Exercise prompt. Your job is to restate each entry word for word.

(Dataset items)
......
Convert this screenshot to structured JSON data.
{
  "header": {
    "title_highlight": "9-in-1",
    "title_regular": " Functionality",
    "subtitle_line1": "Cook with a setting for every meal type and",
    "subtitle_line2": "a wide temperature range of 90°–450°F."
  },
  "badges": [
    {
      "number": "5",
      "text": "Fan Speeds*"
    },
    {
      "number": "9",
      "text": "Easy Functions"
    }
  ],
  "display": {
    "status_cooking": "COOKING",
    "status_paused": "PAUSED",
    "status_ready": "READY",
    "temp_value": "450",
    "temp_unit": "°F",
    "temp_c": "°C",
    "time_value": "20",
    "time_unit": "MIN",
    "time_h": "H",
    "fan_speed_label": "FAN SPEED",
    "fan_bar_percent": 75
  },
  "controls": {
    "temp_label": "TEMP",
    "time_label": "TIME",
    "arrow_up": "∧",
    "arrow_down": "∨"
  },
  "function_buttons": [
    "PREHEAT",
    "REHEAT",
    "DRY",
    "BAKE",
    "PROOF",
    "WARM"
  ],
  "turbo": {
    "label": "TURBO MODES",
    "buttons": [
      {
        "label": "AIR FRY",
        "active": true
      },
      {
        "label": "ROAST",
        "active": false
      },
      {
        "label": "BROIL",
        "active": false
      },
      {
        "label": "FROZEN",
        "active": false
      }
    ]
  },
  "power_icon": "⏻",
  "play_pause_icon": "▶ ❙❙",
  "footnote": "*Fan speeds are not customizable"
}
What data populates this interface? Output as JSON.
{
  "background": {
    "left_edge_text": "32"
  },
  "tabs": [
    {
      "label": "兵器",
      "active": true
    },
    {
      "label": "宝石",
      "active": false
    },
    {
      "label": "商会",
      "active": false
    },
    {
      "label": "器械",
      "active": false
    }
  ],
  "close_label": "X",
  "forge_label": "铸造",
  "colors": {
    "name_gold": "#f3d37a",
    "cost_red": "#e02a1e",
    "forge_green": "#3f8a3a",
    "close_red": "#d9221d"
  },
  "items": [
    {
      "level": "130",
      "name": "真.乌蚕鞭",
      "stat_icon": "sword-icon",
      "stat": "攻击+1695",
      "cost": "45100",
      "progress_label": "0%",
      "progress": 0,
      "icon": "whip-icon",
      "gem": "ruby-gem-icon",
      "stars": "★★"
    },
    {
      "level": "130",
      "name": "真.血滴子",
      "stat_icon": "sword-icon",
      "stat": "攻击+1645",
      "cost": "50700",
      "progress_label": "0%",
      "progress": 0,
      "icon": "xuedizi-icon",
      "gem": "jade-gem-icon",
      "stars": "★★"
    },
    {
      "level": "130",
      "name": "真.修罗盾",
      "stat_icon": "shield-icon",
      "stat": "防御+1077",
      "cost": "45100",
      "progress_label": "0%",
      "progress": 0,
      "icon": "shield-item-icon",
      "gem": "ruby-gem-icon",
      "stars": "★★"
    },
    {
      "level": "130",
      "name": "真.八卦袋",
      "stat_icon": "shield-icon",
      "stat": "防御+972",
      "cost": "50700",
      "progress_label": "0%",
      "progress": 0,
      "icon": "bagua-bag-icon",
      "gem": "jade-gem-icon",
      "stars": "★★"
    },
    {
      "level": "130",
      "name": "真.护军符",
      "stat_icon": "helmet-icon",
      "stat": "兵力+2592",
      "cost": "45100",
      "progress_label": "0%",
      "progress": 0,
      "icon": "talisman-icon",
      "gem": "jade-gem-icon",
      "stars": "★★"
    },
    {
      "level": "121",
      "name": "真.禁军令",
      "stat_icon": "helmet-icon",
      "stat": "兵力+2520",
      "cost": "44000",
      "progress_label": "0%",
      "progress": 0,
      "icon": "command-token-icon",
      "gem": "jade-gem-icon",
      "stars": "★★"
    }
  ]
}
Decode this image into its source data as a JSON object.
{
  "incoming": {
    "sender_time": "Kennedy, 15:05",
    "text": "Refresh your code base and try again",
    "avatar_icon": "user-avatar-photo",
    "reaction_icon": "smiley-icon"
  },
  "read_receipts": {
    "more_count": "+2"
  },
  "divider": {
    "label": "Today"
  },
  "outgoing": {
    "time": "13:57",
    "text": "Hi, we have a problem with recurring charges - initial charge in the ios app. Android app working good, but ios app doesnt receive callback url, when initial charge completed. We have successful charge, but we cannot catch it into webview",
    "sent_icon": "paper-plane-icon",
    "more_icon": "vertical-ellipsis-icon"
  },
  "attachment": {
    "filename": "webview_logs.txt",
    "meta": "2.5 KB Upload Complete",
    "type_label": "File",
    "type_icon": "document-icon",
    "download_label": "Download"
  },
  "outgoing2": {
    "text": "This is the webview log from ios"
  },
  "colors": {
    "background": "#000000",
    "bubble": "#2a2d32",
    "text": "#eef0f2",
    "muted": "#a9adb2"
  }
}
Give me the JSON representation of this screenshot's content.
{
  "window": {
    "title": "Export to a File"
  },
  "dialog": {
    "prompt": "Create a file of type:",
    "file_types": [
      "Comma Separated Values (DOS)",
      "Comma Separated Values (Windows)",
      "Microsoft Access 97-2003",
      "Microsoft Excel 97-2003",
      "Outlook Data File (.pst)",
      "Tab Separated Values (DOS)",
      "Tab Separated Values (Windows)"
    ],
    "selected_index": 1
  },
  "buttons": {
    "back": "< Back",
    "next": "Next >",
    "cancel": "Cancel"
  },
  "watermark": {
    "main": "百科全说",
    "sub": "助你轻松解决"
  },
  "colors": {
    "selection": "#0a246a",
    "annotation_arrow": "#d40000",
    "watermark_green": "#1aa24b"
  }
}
......
Exercise result.
Convert this screenshot to structured JSON data.
{
  "header": {
    "title_highlight": "9-in-1",
    "title_regular": " Functionality",
    "subtitle_line1": "Cook with a setting for every meal type and",
    "subtitle_line2": "a wide temperature range of 90°–450°F."
  },
  "badges": [
    {
      "number": "5",
      "text": "Fan Speeds*"
    },
    {
      "number": "9",
      "text": "Easy Functions"
    }
  ],
  "display": {
    "status_cooking": "COOKING",
    "status_paused": "PAUSED",
    "status_ready": "READY",
    "temp_value": "450",
    "temp_unit": "°F",
    "temp_c": "°C",
    "time_value": "20",
    "time_unit": "MIN",
    "time_h": "H",
    "fan_speed_label": "FAN SPEED",
    "fan_bar_percent": 75
  },
  "controls": {
    "temp_label": "TEMP",
    "time_label": "TIME",
    "arrow_up": "∧",
    "arrow_down": "∨"
  },
  "function_buttons": [
    "PREHEAT",
    "REHEAT",
    "DRY",
    "BAKE",
    "PROOF",
    "WARM"
  ],
  "turbo": {
    "label": "TURBO MODES",
    "buttons": [
      {
        "label": "AIR FRY",
        "active": true
      },
      {
        "label": "ROAST",
        "active": false
      },
      {
        "label": "BROIL",
        "active": false
      },
      {
        "label": "FROZEN",
        "active": false
      }
    ]
  },
  "power_icon": "⏻",
  "play_pause_icon": "▶ ❙❙",
  "footnote": "*Fan speeds are not customizable"
}
What data populates this interface? Output as JSON.
{
  "background": {
    "left_edge_text": "32"
  },
  "tabs": [
    {
      "label": "兵器",
      "active": true
    },
    {
      "label": "宝石",
      "active": false
    },
    {
      "label": "商会",
      "active": false
    },
    {
      "label": "器械",
      "active": false
    }
  ],
  "close_label": "X",
  "forge_label": "铸造",
  "colors": {
    "name_gold": "#f3d37a",
    "cost_red": "#e02a1e",
    "forge_green": "#3f8a3a",
    "close_red": "#d9221d"
  },
  "items": [
    {
      "level": "130",
      "name": "真.乌蚕鞭",
      "stat_icon": "sword-icon",
      "stat": "攻击+1695",
      "cost": "45100",
      "progress_label": "0%",
      "progress": 0,
      "icon": "whip-icon",
      "gem": "ruby-gem-icon",
      "stars": "★★"
    },
    {
      "level": "130",
      "name": "真.血滴子",
      "stat_icon": "sword-icon",
      "stat": "攻击+1645",
      "cost": "50700",
      "progress_label": "0%",
      "progress": 0,
      "icon": "xuedizi-icon",
      "gem": "jade-gem-icon",
      "stars": "★★"
    },
    {
      "level": "130",
      "name": "真.修罗盾",
      "stat_icon": "shield-icon",
      "stat": "防御+1077",
      "cost": "45100",
      "progress_label": "0%",
      "progress": 0,
      "icon": "shield-item-icon",
      "gem": "ruby-gem-icon",
      "stars": "★★"
    },
    {
      "level": "130",
      "name": "真.八卦袋",
      "stat_icon": "shield-icon",
      "stat": "防御+972",
      "cost": "50700",
      "progress_label": "0%",
      "progress": 0,
      "icon": "bagua-bag-icon",
      "gem": "jade-gem-icon",
      "stars": "★★"
    },
    {
      "level": "130",
      "name": "真.护军符",
      "stat_icon": "helmet-icon",
      "stat": "兵力+2592",
      "cost": "45100",
      "progress_label": "0%",
      "progress": 0,
      "icon": "talisman-icon",
      "gem": "jade-gem-icon",
      "stars": "★★"
    },
    {
      "level": "121",
      "name": "真.禁军令",
      "stat_icon": "helmet-icon",
      "stat": "兵力+2520",
      "cost": "44000",
      "progress_label": "0%",
      "progress": 0,
      "icon": "command-token-icon",
      "gem": "jade-gem-icon",
      "stars": "★★"
    }
  ]
}
Decode this image into its source data as a JSON object.
{
  "incoming": {
    "sender_time": "Kennedy, 15:05",
    "text": "Refresh your code base and try again",
    "avatar_icon": "user-avatar-photo",
    "reaction_icon": "smiley-icon"
  },
  "read_receipts": {
    "more_count": "+2"
  },
  "divider": {
    "label": "Today"
  },
  "outgoing": {
    "time": "13:57",
    "text": "Hi, we have a problem with recurring charges - initial charge in the ios app. Android app working good, but ios app doesnt receive callback url, when initial charge completed. We have successful charge, but we cannot catch it into webview",
    "sent_icon": "paper-plane-icon",
    "more_icon": "vertical-ellipsis-icon"
  },
  "attachment": {
    "filename": "webview_logs.txt",
    "meta": "2.5 KB Upload Complete",
    "type_label": "File",
    "type_icon": "document-icon",
    "download_label": "Download"
  },
  "outgoing2": {
    "text": "This is the webview log from ios"
  },
  "colors": {
    "background": "#000000",
    "bubble": "#2a2d32",
    "text": "#eef0f2",
    "muted": "#a9adb2"
  }
}
Give me the JSON representation of this screenshot's content.
{
  "window": {
    "title": "Export to a File"
  },
  "dialog": {
    "prompt": "Create a file of type:",
    "file_types": [
      "Comma Separated Values (DOS)",
      "Comma Separated Values (Windows)",
      "Microsoft Access 97-2003",
      "Microsoft Excel 97-2003",
      "Outlook Data File (.pst)",
      "Tab Separated Values (DOS)",
      "Tab Separated Values (Windows)"
    ],
    "selected_index": 1
  },
  "buttons": {
    "back": "< Back",
    "next": "Next >",
    "cancel": "Cancel"
  },
  "watermark": {
    "main": "百科全说",
    "sub": "助你轻松解决"
  },
  "colors": {
    "selection": "#0a246a",
    "annotation_arrow": "#d40000",
    "watermark_green": "#1aa24b"
  }
}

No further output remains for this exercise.